[What is required]
Gather all lines with the word "lounge" in them.

— BEGIN Material provided —

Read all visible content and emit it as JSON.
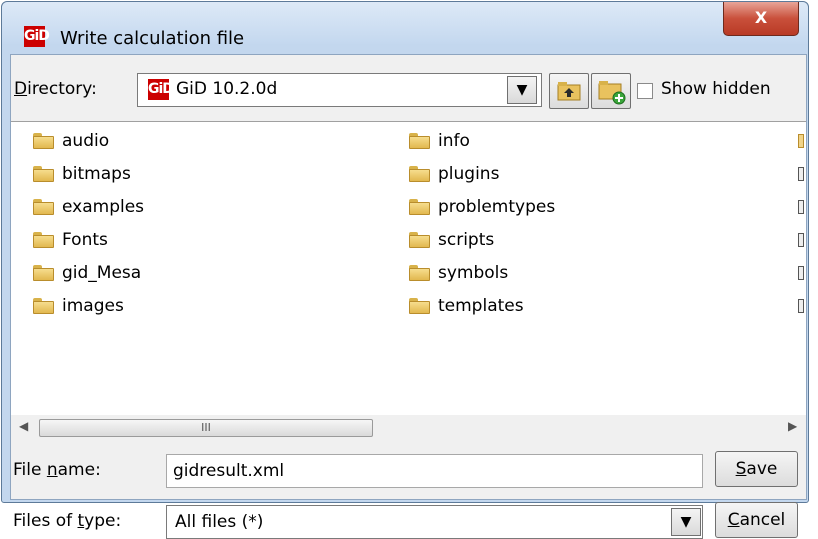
{
  "window": {
    "title": "Write calculation file",
    "app_logo_text": "GiD",
    "close_label": "X"
  },
  "directory": {
    "label_underlined": "D",
    "label_rest": "irectory:",
    "logo_text": "GiD",
    "value": "GiD 10.2.0d",
    "show_hidden_label": "Show hidden"
  },
  "files": {
    "column1": [
      "audio",
      "bitmaps",
      "examples",
      "Fonts",
      "gid_Mesa",
      "images"
    ],
    "column2": [
      "info",
      "plugins",
      "problemtypes",
      "scripts",
      "symbols",
      "templates"
    ]
  },
  "scrollbar": {
    "thumb_grip": "III"
  },
  "filename": {
    "label_pre": "File ",
    "label_underlined": "n",
    "label_post": "ame:",
    "value": "gidresult.xml"
  },
  "filetype": {
    "label_pre": "Files of ",
    "label_underlined": "t",
    "label_post": "ype:",
    "value": "All files (*)"
  },
  "buttons": {
    "save_underlined": "S",
    "save_rest": "ave",
    "cancel_underlined": "C",
    "cancel_rest": "ancel"
  }
}
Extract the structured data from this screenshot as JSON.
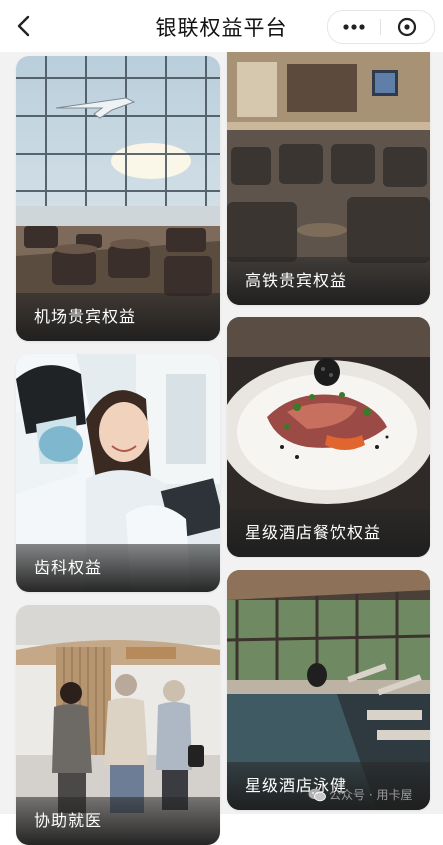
{
  "header": {
    "title": "银联权益平台",
    "back_icon": "chevron-left-icon",
    "more_icon": "more-dots-icon",
    "close_icon": "close-circle-icon"
  },
  "cards": [
    {
      "label": "机场贵宾权益",
      "image": "airport-lounge-photo"
    },
    {
      "label": "高铁贵宾权益",
      "image": "train-lounge-photo"
    },
    {
      "label": "齿科权益",
      "image": "dental-clinic-photo"
    },
    {
      "label": "星级酒店餐饮权益",
      "image": "fine-dining-photo"
    },
    {
      "label": "协助就医",
      "image": "hospital-escort-photo"
    },
    {
      "label": "星级酒店泳健",
      "image": "hotel-pool-photo"
    }
  ],
  "watermark": {
    "text": "公众号 · 用卡屋",
    "icon": "wechat-icon"
  }
}
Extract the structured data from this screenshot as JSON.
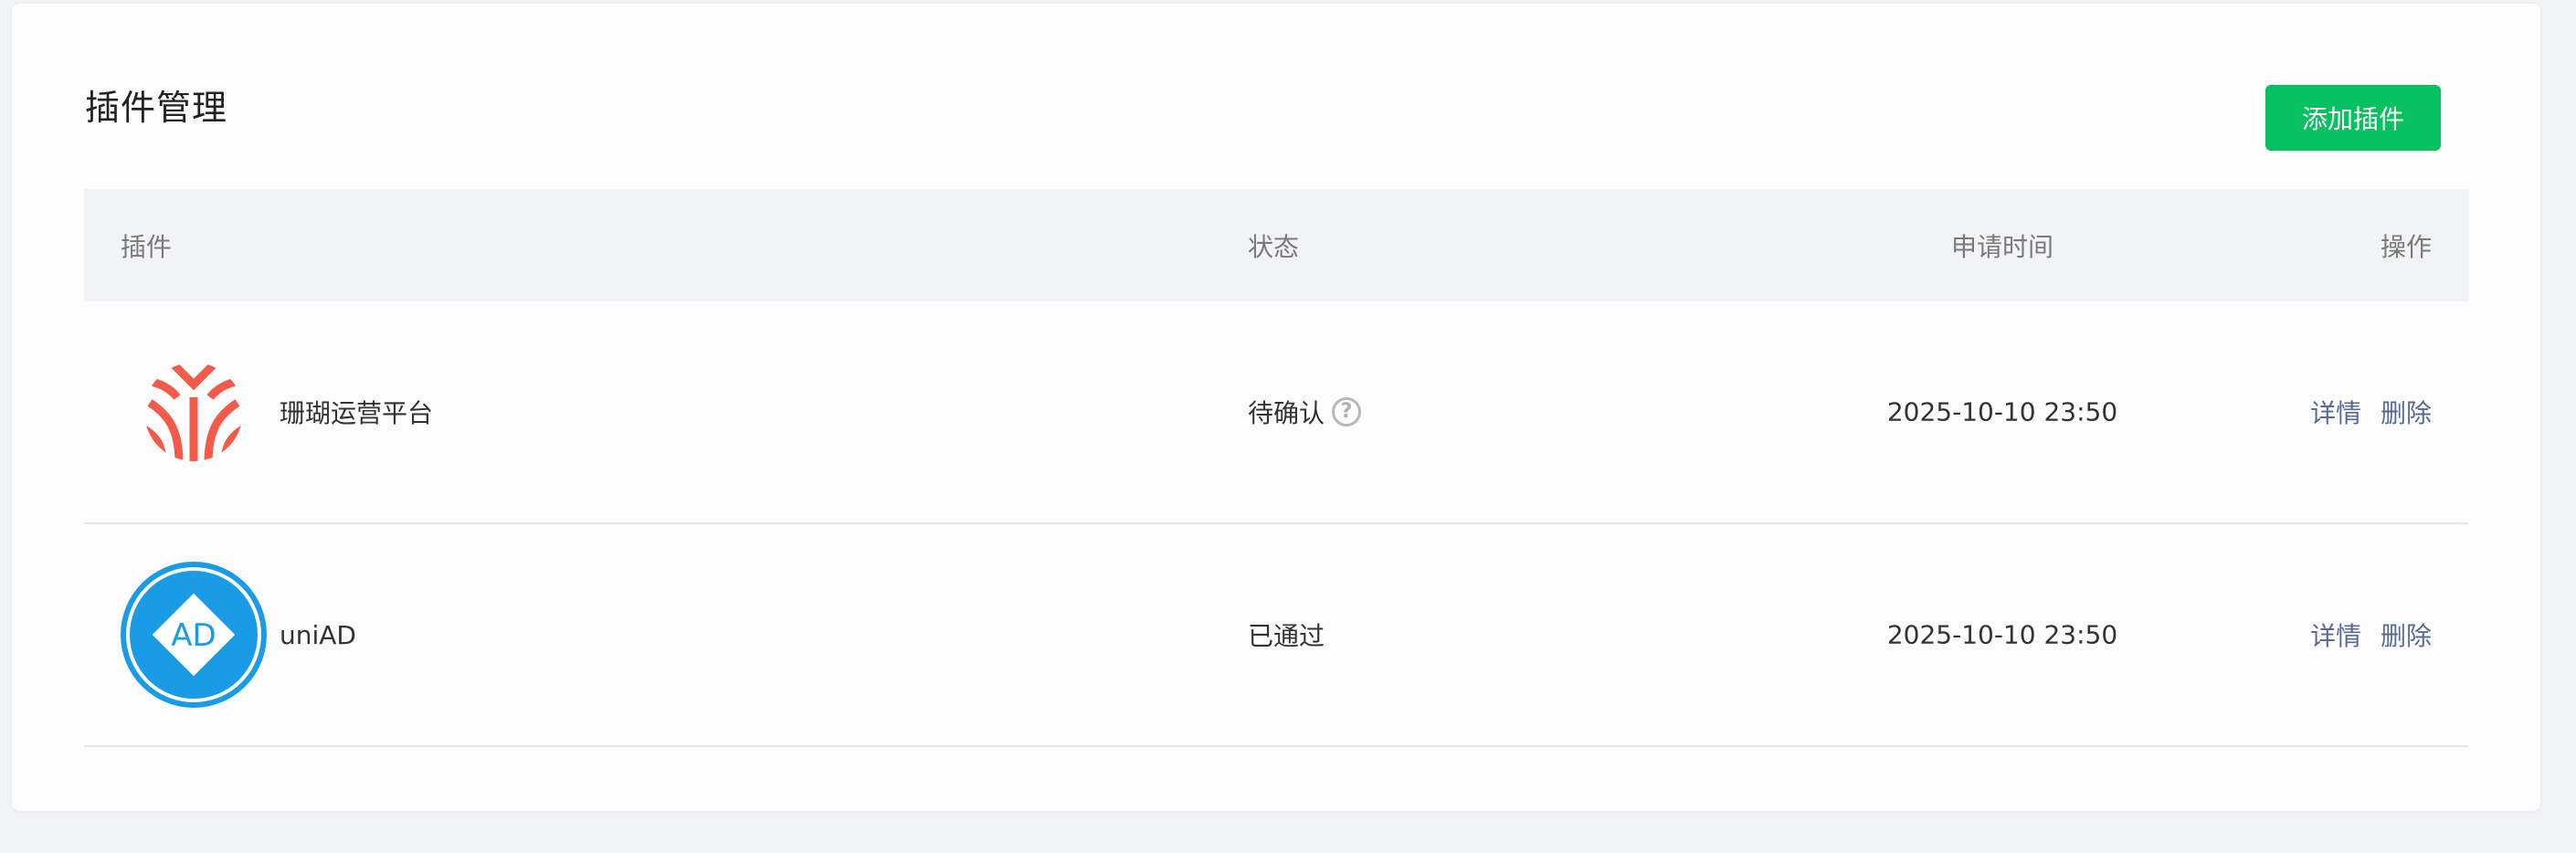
{
  "page": {
    "title": "插件管理",
    "add_button_label": "添加插件"
  },
  "table": {
    "headers": {
      "plugin": "插件",
      "status": "状态",
      "time": "申请时间",
      "actions": "操作"
    },
    "rows": [
      {
        "name": "珊瑚运营平台",
        "icon": "coral-logo-icon",
        "status": "待确认",
        "status_help_icon": "question-circle-icon",
        "time": "2025-10-10 23:50",
        "detail_label": "详情",
        "delete_label": "删除"
      },
      {
        "name": "uniAD",
        "icon": "uniad-logo-icon",
        "logo_text": "AD",
        "status": "已通过",
        "time": "2025-10-10 23:50",
        "detail_label": "详情",
        "delete_label": "删除"
      }
    ]
  },
  "colors": {
    "accent_green": "#07c160",
    "link_blue": "#576b95",
    "coral_red": "#f25a4a",
    "uniad_blue": "#1a9be6"
  }
}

— END Material provided —

[The output]
      "image": "airport-lounge-photo"
      "image": "train-lounge-photo"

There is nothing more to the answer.